### MATERIAL TO PROCESS

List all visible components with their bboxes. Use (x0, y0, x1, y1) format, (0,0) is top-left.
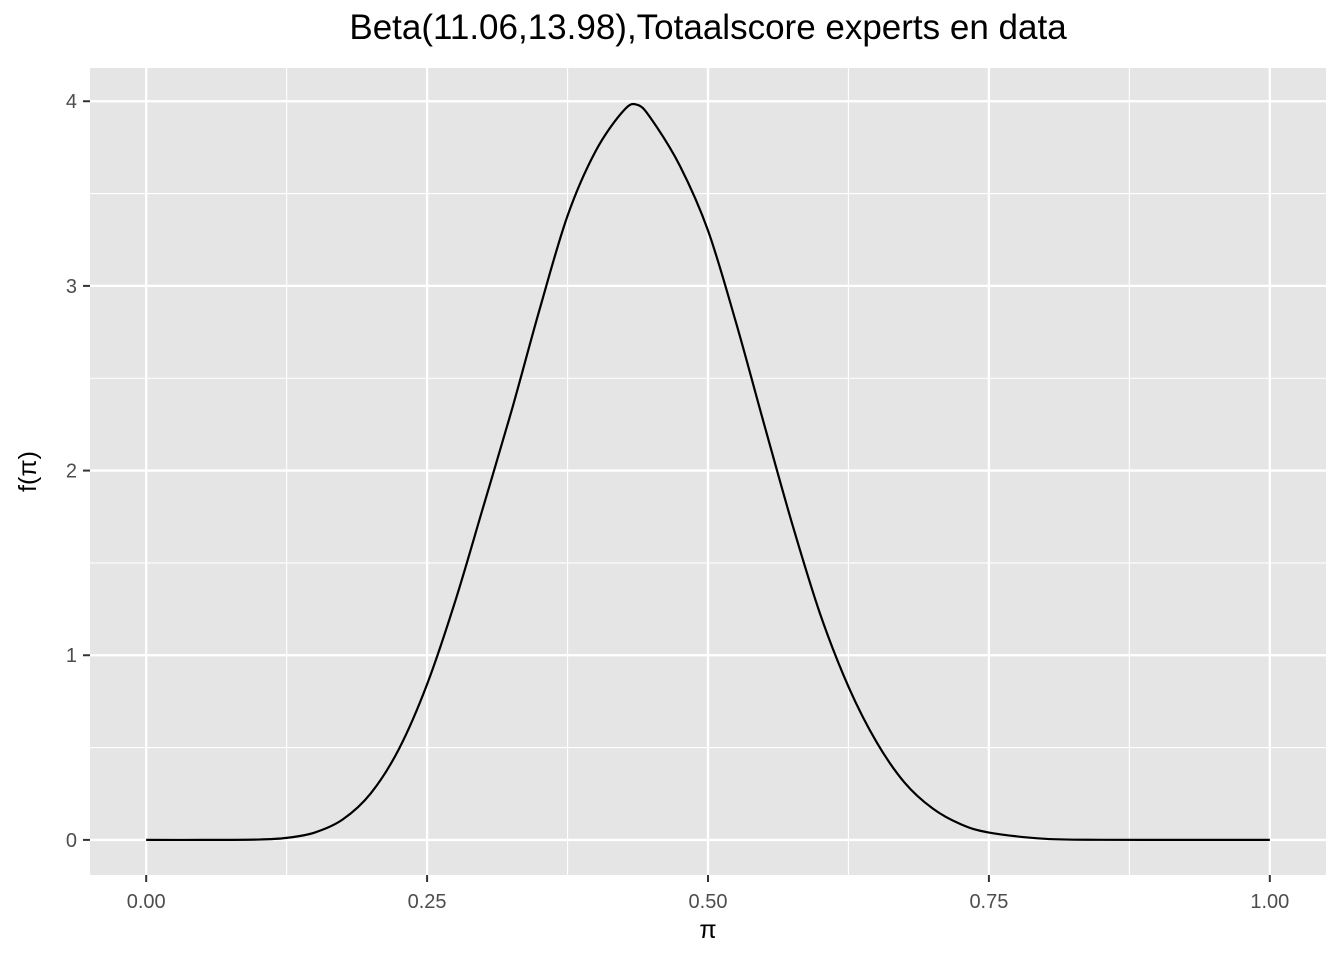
y-tick-label: 3 (66, 276, 77, 298)
x-tick-label: 0.50 (689, 891, 728, 913)
x-tick-label: 1.00 (1250, 891, 1289, 913)
y-tick-label: 1 (66, 645, 77, 667)
y-tick-label: 2 (66, 461, 77, 483)
x-axis-title: π (699, 916, 716, 944)
x-axis: 0.00 0.25 0.50 0.75 1.00 (127, 875, 1289, 913)
y-tick-label: 4 (66, 91, 77, 113)
chart-title: Beta(11.06,13.98),Totaalscore experts en… (349, 8, 1067, 47)
y-axis-title: f(π) (14, 451, 42, 492)
grid-major (90, 68, 1326, 875)
x-tick-label: 0.00 (127, 891, 166, 913)
x-tick-label: 0.25 (408, 891, 447, 913)
x-tick-label: 0.75 (969, 891, 1008, 913)
y-axis: 0 1 2 3 4 (66, 91, 90, 852)
density-line (146, 102, 1270, 842)
y-tick-label: 0 (66, 830, 77, 852)
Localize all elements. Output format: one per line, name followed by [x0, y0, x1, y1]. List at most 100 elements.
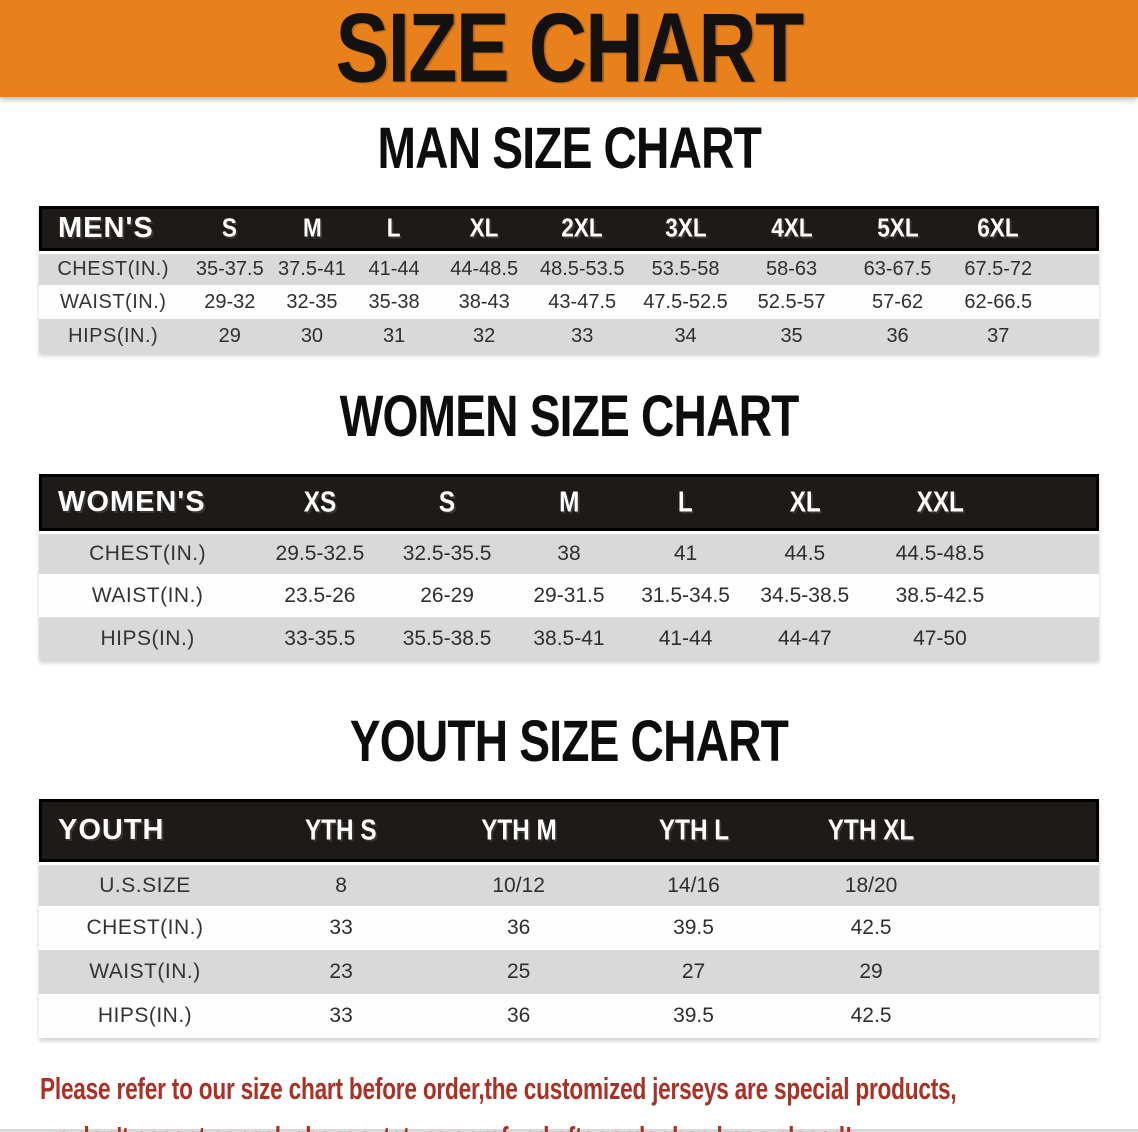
row-spacer: [961, 950, 1099, 994]
size-value-cell: 35.5-38.5: [383, 617, 511, 660]
header-spacer: [1045, 206, 1099, 251]
size-column-header: 2XL: [531, 206, 633, 251]
row-spacer: [1014, 617, 1099, 660]
size-value-cell: 36: [431, 906, 607, 950]
section-heading-women: WOMEN SIZE CHART: [0, 387, 1138, 453]
measure-row-label: CHEST(IN.): [39, 251, 188, 285]
measure-row-label: HIPS(IN.): [39, 319, 188, 353]
measure-row: HIPS(IN.) 33-35.5 35.5-38.5 38.5-41 41-44 44-…: [39, 617, 1099, 660]
size-value-cell: 39.5: [606, 994, 781, 1038]
row-spacer: [1045, 285, 1099, 319]
section-heading-men: MAN SIZE CHART: [0, 115, 1138, 185]
size-value-cell: 30: [272, 319, 352, 353]
size-column-header: M: [510, 474, 628, 531]
size-value-cell: 33: [251, 906, 432, 950]
section-heading-youth: YOUTH SIZE CHART: [0, 712, 1138, 778]
size-column-header: YTH M: [431, 799, 607, 862]
man-size-chart-section: MAN SIZE CHART MEN'S S M L XL 2XL 3XL 4XL 5XL 6XL…: [0, 115, 1138, 353]
size-value-cell: 53.5-58: [632, 251, 739, 285]
size-value-cell: 44.5: [743, 531, 866, 574]
size-value-cell: 29-32: [187, 285, 273, 319]
size-column-header: 4XL: [738, 206, 845, 251]
size-value-cell: 23: [251, 950, 432, 994]
banner-title: SIZE CHART: [335, 0, 804, 104]
size-value-cell: 44.5-48.5: [865, 531, 1015, 574]
size-value-cell: 25: [431, 950, 607, 994]
size-column-header-text: XS: [303, 486, 337, 518]
size-column-header: M: [272, 206, 352, 251]
size-value-cell: 33: [251, 994, 432, 1038]
size-column-header-text: YTH M: [480, 814, 557, 846]
size-column-header-text: XL: [789, 486, 821, 518]
row-spacer: [1014, 574, 1099, 617]
order-disclaimer-note: Please refer to our size chart before or…: [40, 1064, 1138, 1132]
size-column-header-text: L: [387, 213, 401, 243]
size-column-header: S: [383, 474, 511, 531]
disclaimer-line-2-wrap: we don't accept cancel, change, teturn o…: [40, 1113, 1138, 1132]
section-heading-men-text: MAN SIZE CHART: [377, 115, 761, 181]
measure-row-label: U.S.SIZE: [39, 862, 251, 906]
youth-size-chart-section: YOUTH SIZE CHART YOUTH YTH S YTH M YTH L YTH…: [0, 712, 1138, 1038]
size-column-header-text: S: [222, 213, 238, 243]
size-value-cell: 43-47.5: [531, 285, 633, 319]
women-size-table: WOMEN'S XS S M L XL XXL CHEST(IN.) 29.5-32.5 32.5…: [39, 474, 1099, 660]
row-spacer: [961, 862, 1099, 906]
size-column-header-text: 3XL: [664, 213, 707, 243]
size-value-cell: 8: [251, 862, 432, 906]
measure-row-label: HIPS(IN.): [39, 994, 251, 1038]
measure-row: WAIST(IN.) 23 25 27 29: [39, 950, 1099, 994]
size-value-cell: 42.5: [780, 906, 962, 950]
row-spacer: [1014, 531, 1099, 574]
size-value-cell: 33: [531, 319, 633, 353]
size-value-cell: 44-48.5: [436, 251, 532, 285]
header-spacer: [961, 799, 1099, 862]
size-column-header: YTH L: [606, 799, 781, 862]
size-value-cell: 36: [431, 994, 607, 1038]
measure-row: CHEST(IN.) 33 36 39.5 42.5: [39, 906, 1099, 950]
size-column-header: S: [187, 206, 273, 251]
size-value-cell: 33-35.5: [256, 617, 384, 660]
size-value-cell: 38-43: [436, 285, 532, 319]
disclaimer-line-1: Please refer to our size chart before or…: [40, 1071, 957, 1106]
size-value-cell: 14/16: [606, 862, 781, 906]
size-column-header-text: XL: [469, 213, 499, 243]
size-column-header-text: 5XL: [876, 213, 919, 243]
size-column-header-text: YTH L: [658, 814, 729, 846]
size-value-cell: 47-50: [865, 617, 1015, 660]
measure-row-label: CHEST(IN.): [39, 906, 251, 950]
women-size-chart-section: WOMEN SIZE CHART WOMEN'S XS S M L XL XXL CHEST(…: [0, 387, 1138, 660]
table-corner-label: MEN'S: [39, 206, 188, 251]
measure-row: HIPS(IN.) 29 30 31 32 33 34 35 36 37: [39, 319, 1099, 353]
measure-row: WAIST(IN.) 23.5-26 26-29 29-31.5 31.5-34.5 34…: [39, 574, 1099, 617]
size-value-cell: 26-29: [383, 574, 511, 617]
size-value-cell: 31: [351, 319, 437, 353]
size-value-cell: 29-31.5: [510, 574, 628, 617]
size-value-cell: 23.5-26: [256, 574, 384, 617]
size-value-cell: 38: [510, 531, 628, 574]
size-value-cell: 18/20: [780, 862, 962, 906]
size-column-header-text: YTH S: [305, 814, 377, 846]
size-value-cell: 32-35: [272, 285, 352, 319]
size-value-cell: 41-44: [351, 251, 437, 285]
header-spacer: [1014, 474, 1099, 531]
banner: SIZE CHART: [0, 0, 1138, 104]
size-column-header-text: L: [678, 486, 693, 518]
size-column-header-text: 6XL: [977, 213, 1019, 243]
size-column-header: 6XL: [950, 206, 1046, 251]
size-value-cell: 63-67.5: [844, 251, 951, 285]
size-value-cell: 47.5-52.5: [632, 285, 739, 319]
size-value-cell: 62-66.5: [950, 285, 1046, 319]
measure-row-label: HIPS(IN.): [39, 617, 257, 660]
disclaimer-line-2: we don't accept cancel, change, teturn o…: [40, 1113, 852, 1132]
disclaimer-line-1-wrap: Please refer to our size chart before or…: [40, 1064, 1138, 1113]
size-value-cell: 58-63: [738, 251, 845, 285]
size-table-header-row: WOMEN'S XS S M L XL XXL: [39, 474, 1099, 531]
size-value-cell: 67.5-72: [950, 251, 1046, 285]
measure-row-label: WAIST(IN.): [39, 950, 251, 994]
size-value-cell: 52.5-57: [738, 285, 845, 319]
size-value-cell: 35-37.5: [187, 251, 273, 285]
size-value-cell: 29: [780, 950, 962, 994]
size-column-header: 3XL: [632, 206, 739, 251]
size-column-header: XL: [743, 474, 866, 531]
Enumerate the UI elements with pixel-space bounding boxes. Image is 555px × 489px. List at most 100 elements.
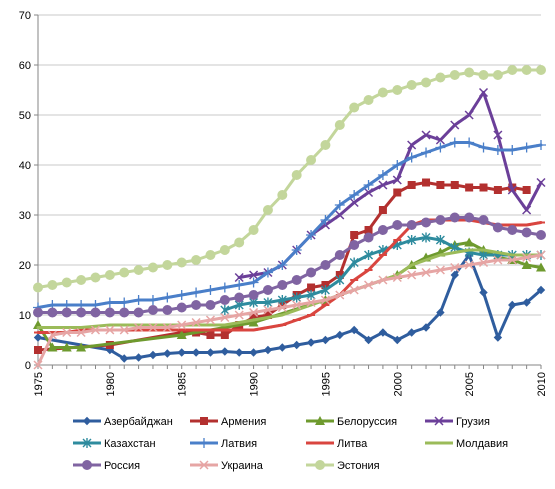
- data-point: [219, 295, 230, 305]
- data-point: [478, 215, 489, 225]
- data-point: [364, 250, 374, 260]
- data-point: [335, 290, 345, 300]
- data-point: [248, 225, 259, 235]
- data-point: [219, 282, 230, 293]
- legend-item: Армения: [190, 416, 266, 428]
- legend-label: Грузия: [456, 416, 490, 428]
- legend: Азербайджан Армения Белоруссия Грузия Казахс…: [73, 416, 508, 472]
- data-point: [220, 312, 230, 323]
- data-point: [392, 220, 403, 230]
- data-point: [61, 342, 72, 352]
- data-point: [435, 215, 446, 225]
- data-point: [407, 270, 417, 280]
- data-point: [306, 155, 317, 165]
- data-point: [177, 348, 186, 357]
- data-point: [291, 170, 302, 180]
- legend-item: Грузия: [425, 416, 490, 428]
- data-point: [407, 235, 417, 245]
- data-point: [350, 231, 359, 239]
- data-point: [191, 348, 201, 357]
- legend-item: Украина: [190, 460, 264, 472]
- data-point: [320, 260, 331, 270]
- data-point: [493, 255, 503, 265]
- data-point: [377, 170, 388, 180]
- data-point: [421, 77, 432, 88]
- data-point: [249, 348, 258, 357]
- data-point: [407, 181, 416, 189]
- data-point: [464, 237, 475, 247]
- data-point: [349, 190, 360, 200]
- data-point: [522, 252, 532, 263]
- y-axis-ticks: 0 10 20 30 40 50 60 70: [19, 10, 38, 372]
- data-point: [364, 280, 374, 290]
- data-point: [191, 317, 201, 328]
- data-point: [205, 250, 216, 260]
- data-point: [478, 142, 489, 153]
- data-point: [176, 257, 187, 268]
- data-point: [104, 297, 115, 308]
- data-point: [62, 327, 72, 338]
- data-point: [248, 277, 259, 288]
- data-point: [378, 180, 388, 190]
- data-point: [262, 285, 273, 295]
- data-point: [493, 186, 502, 194]
- data-point: [147, 295, 158, 305]
- data-point: [76, 307, 87, 318]
- data-point: [363, 180, 374, 190]
- data-point: [90, 325, 101, 335]
- data-point: [320, 140, 331, 150]
- data-point: [206, 348, 215, 357]
- data-point: [421, 232, 431, 243]
- data-point: [147, 305, 158, 315]
- data-point: [334, 250, 345, 260]
- data-point: [378, 275, 388, 285]
- data-point: [76, 342, 87, 352]
- data-point: [536, 140, 546, 150]
- legend-label: Азербайджан: [104, 416, 173, 428]
- data-point: [406, 220, 417, 230]
- data-point: [393, 335, 402, 345]
- legend-label: Литва: [337, 438, 368, 450]
- data-point: [363, 232, 374, 243]
- data-point: [421, 323, 431, 332]
- data-point: [435, 265, 445, 275]
- legend-label: Эстония: [337, 460, 380, 472]
- data-point: [220, 347, 230, 356]
- data-point: [90, 272, 101, 283]
- data-point: [521, 260, 532, 269]
- data-point: [536, 285, 546, 295]
- data-point: [90, 307, 101, 318]
- data-point: [478, 87, 489, 98]
- x-tick-label: 2000: [392, 372, 404, 396]
- x-tick-label: 1975: [33, 372, 45, 396]
- data-point: [349, 325, 359, 335]
- data-point: [335, 210, 345, 220]
- data-point: [464, 67, 475, 78]
- data-point: [306, 290, 316, 300]
- legend-label: Латвия: [221, 438, 257, 450]
- data-point: [335, 330, 344, 340]
- series-line: [237, 91, 543, 279]
- data-point: [492, 222, 503, 233]
- data-point: [47, 280, 58, 290]
- data-point: [191, 287, 202, 298]
- x-axis-ticks: 1975 1980 1985 1990 1995 2000 2005 2010: [33, 365, 548, 396]
- data-point: [248, 290, 259, 300]
- data-point: [220, 305, 230, 315]
- legend-item: Казахстан: [73, 438, 156, 450]
- data-point: [104, 270, 115, 280]
- data-point: [120, 354, 129, 363]
- data-point: [522, 298, 531, 307]
- data-point: [191, 255, 202, 265]
- data-point: [249, 313, 258, 322]
- data-point: [407, 140, 417, 150]
- data-point: [435, 72, 446, 83]
- grid-lines: [38, 14, 541, 316]
- data-point: [507, 145, 518, 155]
- data-point: [406, 80, 417, 90]
- data-point: [334, 120, 345, 130]
- data-point: [479, 288, 488, 297]
- data-point: [263, 297, 273, 308]
- data-point: [134, 322, 144, 333]
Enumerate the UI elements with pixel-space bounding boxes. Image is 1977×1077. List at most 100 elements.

######

■ WRITTEN EXERCISE
Please format the listing lines from the one containing "- data-point: [219, 295, 230, 305]" through the one containing "- legend-item: Грузия: [425, 416, 490, 428]", inclusive, as a numbered list with blank lines omitted.

■ ANSWER BELOW
1. - data-point: [219, 295, 230, 305]
2. - data-point: [478, 215, 489, 225]
3. - data-point: [364, 250, 374, 260]
4. - data-point: [335, 290, 345, 300]
5. - data-point: [248, 225, 259, 235]
6. - data-point: [219, 282, 230, 293]
7. - legend-item: Армения: [190, 416, 266, 428]
8. - legend-label: Грузия: [456, 416, 490, 428]
9. - legend: Азербайджан Армения Белоруссия Грузия Казахс…: [73, 416, 508, 472]
10. - data-point: [220, 312, 230, 323]
11. - data-point: [392, 220, 403, 230]
12. - data-point: [61, 342, 72, 352]
13. - data-point: [435, 215, 446, 225]
14. - data-point: [407, 270, 417, 280]
15. - data-point: [306, 155, 317, 165]
16. - data-point: [177, 348, 186, 357]
17. - data-point: [291, 170, 302, 180]
18. - legend-item: Грузия: [425, 416, 490, 428]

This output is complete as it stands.